▸ What to produce
Extract every line where the string "mihi" appears.

▸ Saved data entries

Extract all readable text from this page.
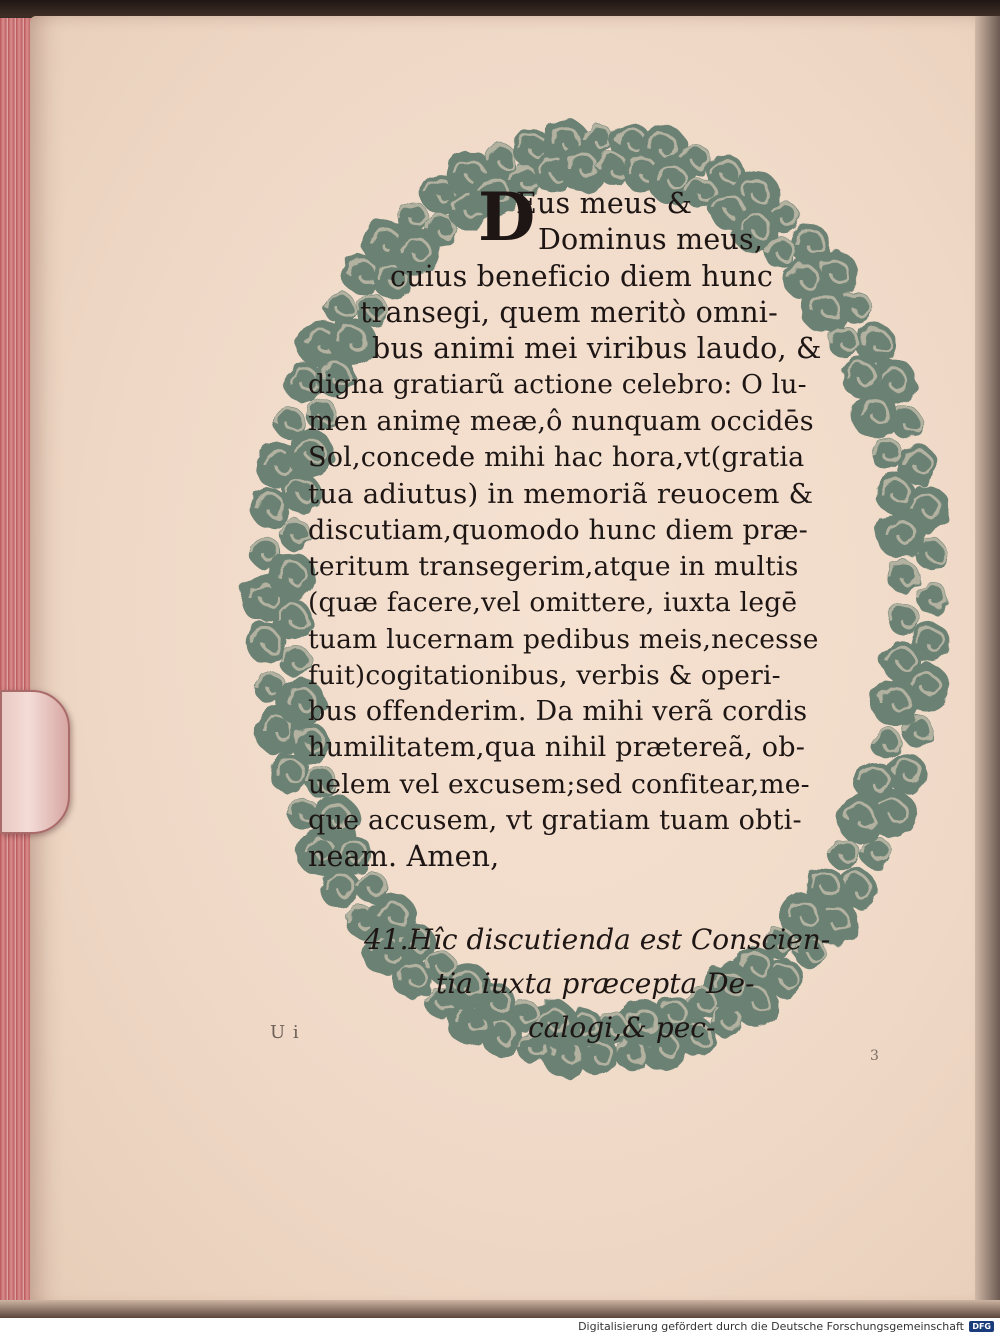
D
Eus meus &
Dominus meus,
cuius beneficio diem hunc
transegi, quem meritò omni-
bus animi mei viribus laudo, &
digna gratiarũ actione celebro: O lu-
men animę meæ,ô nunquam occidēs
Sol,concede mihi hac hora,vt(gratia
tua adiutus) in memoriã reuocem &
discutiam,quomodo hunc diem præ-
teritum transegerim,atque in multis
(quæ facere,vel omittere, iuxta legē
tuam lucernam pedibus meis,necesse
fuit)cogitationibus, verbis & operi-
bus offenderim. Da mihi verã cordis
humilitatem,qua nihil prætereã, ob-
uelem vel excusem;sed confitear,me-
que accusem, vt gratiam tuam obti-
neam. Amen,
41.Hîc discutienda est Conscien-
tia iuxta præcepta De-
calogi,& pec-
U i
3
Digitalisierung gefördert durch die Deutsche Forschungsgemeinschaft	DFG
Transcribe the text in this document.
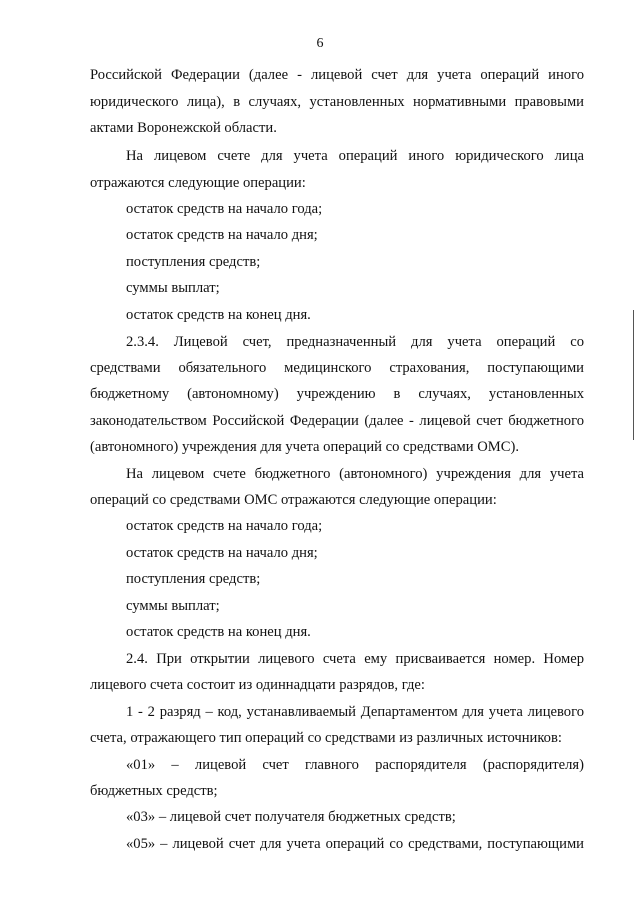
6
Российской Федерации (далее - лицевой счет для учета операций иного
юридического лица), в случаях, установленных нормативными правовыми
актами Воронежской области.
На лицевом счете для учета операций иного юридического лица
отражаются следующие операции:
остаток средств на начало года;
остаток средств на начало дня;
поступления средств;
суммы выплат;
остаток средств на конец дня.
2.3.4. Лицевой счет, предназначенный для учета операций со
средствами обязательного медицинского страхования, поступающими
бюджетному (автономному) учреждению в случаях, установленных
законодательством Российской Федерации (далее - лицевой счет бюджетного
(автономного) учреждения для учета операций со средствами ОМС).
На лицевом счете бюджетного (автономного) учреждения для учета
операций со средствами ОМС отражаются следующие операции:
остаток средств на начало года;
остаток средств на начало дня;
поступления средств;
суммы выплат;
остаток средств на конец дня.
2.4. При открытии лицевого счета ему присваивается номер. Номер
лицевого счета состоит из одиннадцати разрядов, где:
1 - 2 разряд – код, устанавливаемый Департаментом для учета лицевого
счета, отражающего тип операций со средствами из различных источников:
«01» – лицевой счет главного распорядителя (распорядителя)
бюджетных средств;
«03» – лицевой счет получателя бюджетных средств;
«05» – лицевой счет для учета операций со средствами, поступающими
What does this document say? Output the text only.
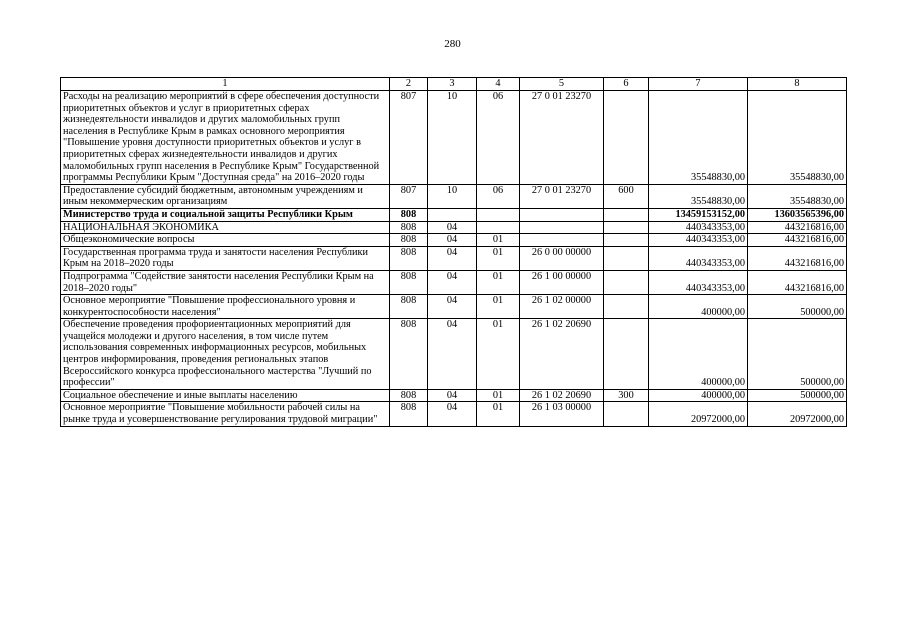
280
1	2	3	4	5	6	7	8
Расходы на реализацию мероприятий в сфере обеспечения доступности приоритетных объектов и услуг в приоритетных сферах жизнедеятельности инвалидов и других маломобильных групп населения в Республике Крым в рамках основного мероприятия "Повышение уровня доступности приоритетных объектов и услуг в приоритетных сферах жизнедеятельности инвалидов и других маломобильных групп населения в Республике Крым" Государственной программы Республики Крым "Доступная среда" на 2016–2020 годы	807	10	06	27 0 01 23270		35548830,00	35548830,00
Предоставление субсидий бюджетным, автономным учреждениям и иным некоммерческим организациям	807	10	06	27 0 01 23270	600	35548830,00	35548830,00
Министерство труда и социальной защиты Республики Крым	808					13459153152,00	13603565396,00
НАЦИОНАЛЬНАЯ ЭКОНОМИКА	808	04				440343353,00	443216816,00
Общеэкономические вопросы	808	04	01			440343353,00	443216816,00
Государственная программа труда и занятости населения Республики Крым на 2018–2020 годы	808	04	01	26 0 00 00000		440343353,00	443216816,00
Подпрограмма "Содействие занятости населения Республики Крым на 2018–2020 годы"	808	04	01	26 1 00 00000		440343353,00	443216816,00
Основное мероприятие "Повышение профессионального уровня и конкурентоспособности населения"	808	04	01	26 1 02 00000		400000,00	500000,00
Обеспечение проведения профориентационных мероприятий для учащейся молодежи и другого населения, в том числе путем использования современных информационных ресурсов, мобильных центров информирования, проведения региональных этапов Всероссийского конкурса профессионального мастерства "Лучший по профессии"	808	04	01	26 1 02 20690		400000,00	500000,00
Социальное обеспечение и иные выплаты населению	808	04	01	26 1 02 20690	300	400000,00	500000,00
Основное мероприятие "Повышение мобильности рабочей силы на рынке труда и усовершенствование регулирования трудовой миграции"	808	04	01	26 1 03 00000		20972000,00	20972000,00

▸ Answer to the exercise
Sol,concede mihi hac hora,vt(gratia
bus offenderim. Da mihi verã cordis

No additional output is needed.